REQUIREMENT = The records that follow should be retyped word for word.

━━━ INPUT ━━━

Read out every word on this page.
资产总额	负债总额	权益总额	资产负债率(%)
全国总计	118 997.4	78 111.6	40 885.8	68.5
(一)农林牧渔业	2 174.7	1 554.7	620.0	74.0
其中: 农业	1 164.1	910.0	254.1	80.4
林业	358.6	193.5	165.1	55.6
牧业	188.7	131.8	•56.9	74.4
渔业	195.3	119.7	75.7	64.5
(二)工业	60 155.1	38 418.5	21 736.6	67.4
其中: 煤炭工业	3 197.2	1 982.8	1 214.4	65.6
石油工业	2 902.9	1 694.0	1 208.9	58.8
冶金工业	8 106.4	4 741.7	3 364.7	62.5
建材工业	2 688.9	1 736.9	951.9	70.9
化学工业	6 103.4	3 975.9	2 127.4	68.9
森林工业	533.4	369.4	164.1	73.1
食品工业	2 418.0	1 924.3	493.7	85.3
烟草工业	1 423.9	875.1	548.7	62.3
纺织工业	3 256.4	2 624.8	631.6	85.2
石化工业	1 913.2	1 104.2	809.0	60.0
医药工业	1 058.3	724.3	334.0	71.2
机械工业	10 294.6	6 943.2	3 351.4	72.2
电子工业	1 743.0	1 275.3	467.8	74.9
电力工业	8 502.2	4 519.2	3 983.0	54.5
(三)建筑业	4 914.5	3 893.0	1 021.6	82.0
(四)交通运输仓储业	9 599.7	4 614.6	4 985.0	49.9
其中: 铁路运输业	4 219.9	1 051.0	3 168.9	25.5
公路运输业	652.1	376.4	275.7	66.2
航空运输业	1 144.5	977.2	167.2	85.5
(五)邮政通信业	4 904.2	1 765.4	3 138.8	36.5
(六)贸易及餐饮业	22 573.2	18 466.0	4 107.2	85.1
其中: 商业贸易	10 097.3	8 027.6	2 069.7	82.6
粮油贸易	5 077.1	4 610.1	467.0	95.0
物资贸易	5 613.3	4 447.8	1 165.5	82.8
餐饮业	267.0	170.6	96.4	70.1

━━━

ANSWER TO THE PROBLEM =
Read out every word on this page.
资产总额	负债总额	权益总额	资产负债率(%)
全国总计	118 997.4	78 111.6	40 885.8	68.5
(一)农林牧渔业	2 174.7	1 554.7	620.0	74.0
其中: 农业	1 164.1	910.0	254.1	80.4
林业	358.6	193.5	165.1	55.6
牧业	188.7	131.8	•56.9	74.4
渔业	195.3	119.7	75.7	64.5
(二)工业	60 155.1	38 418.5	21 736.6	67.4
其中: 煤炭工业	3 197.2	1 982.8	1 214.4	65.6
石油工业	2 902.9	1 694.0	1 208.9	58.8
冶金工业	8 106.4	4 741.7	3 364.7	62.5
建材工业	2 688.9	1 736.9	951.9	70.9
化学工业	6 103.4	3 975.9	2 127.4	68.9
森林工业	533.4	369.4	164.1	73.1
食品工业	2 418.0	1 924.3	493.7	85.3
烟草工业	1 423.9	875.1	548.7	62.3
纺织工业	3 256.4	2 624.8	631.6	85.2
石化工业	1 913.2	1 104.2	809.0	60.0
医药工业	1 058.3	724.3	334.0	71.2
机械工业	10 294.6	6 943.2	3 351.4	72.2
电子工业	1 743.0	1 275.3	467.8	74.9
电力工业	8 502.2	4 519.2	3 983.0	54.5
(三)建筑业	4 914.5	3 893.0	1 021.6	82.0
(四)交通运输仓储业	9 599.7	4 614.6	4 985.0	49.9
其中: 铁路运输业	4 219.9	1 051.0	3 168.9	25.5
公路运输业	652.1	376.4	275.7	66.2
航空运输业	1 144.5	977.2	167.2	85.5
(五)邮政通信业	4 904.2	1 765.4	3 138.8	36.5
(六)贸易及餐饮业	22 573.2	18 466.0	4 107.2	85.1
其中: 商业贸易	10 097.3	8 027.6	2 069.7	82.6
粮油贸易	5 077.1	4 610.1	467.0	95.0
物资贸易	5 613.3	4 447.8	1 165.5	82.8
餐饮业	267.0	170.6	96.4	70.1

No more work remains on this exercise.